Collected data entries:
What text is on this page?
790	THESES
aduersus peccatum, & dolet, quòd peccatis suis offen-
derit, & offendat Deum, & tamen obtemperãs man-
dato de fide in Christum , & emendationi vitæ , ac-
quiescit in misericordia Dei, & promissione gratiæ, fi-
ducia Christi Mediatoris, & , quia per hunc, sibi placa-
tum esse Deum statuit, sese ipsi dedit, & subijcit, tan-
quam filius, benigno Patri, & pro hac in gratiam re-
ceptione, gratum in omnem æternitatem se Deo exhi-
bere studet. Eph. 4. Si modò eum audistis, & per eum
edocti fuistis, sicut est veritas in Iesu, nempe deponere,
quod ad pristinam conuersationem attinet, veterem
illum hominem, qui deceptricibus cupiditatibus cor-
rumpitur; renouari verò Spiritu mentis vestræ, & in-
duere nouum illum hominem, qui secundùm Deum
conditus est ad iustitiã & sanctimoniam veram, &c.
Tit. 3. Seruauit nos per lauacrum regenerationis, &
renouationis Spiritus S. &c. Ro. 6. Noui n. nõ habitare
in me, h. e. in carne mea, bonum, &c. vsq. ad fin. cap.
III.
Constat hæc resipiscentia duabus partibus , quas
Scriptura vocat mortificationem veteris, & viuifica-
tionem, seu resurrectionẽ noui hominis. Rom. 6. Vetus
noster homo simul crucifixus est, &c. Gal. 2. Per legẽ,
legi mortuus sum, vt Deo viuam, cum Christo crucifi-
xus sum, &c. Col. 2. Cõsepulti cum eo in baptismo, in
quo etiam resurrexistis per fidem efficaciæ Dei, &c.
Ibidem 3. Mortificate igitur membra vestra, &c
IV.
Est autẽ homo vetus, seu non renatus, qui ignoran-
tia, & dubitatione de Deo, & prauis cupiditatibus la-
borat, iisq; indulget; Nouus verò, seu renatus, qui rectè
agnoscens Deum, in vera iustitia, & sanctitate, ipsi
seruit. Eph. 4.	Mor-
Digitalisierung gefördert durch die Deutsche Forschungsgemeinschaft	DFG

What this task involves: Your answer should be one number: how many lines in the material above contain the string "ipsi".

Reply to the exercise: 2